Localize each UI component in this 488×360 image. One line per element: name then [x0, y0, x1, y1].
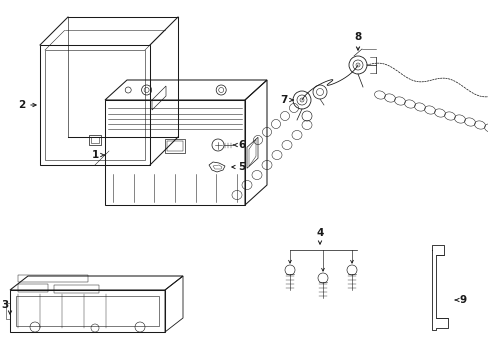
Text: 4: 4 — [316, 228, 323, 238]
Text: 2: 2 — [19, 100, 25, 110]
Text: 5: 5 — [238, 162, 245, 172]
Text: 3: 3 — [1, 300, 9, 310]
Text: 9: 9 — [459, 295, 466, 305]
Text: 1: 1 — [91, 150, 99, 160]
Text: 6: 6 — [238, 140, 245, 150]
Text: 8: 8 — [354, 32, 361, 42]
Text: 7: 7 — [280, 95, 287, 105]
——————————
Put each of the lines above into a JSON list of strings, one string per line, omitting blank lines and leaving out the pictures.

[
  "Localize each UI component in this 488×360 image. One line per element: name then [x0, y0, x1, y1].",
  "Text: 4: 4 — [316, 228, 323, 238]",
  "Text: 2: 2 — [19, 100, 25, 110]",
  "Text: 5: 5 — [238, 162, 245, 172]",
  "Text: 3: 3 — [1, 300, 9, 310]",
  "Text: 9: 9 — [459, 295, 466, 305]",
  "Text: 1: 1 — [91, 150, 99, 160]",
  "Text: 6: 6 — [238, 140, 245, 150]",
  "Text: 8: 8 — [354, 32, 361, 42]",
  "Text: 7: 7 — [280, 95, 287, 105]"
]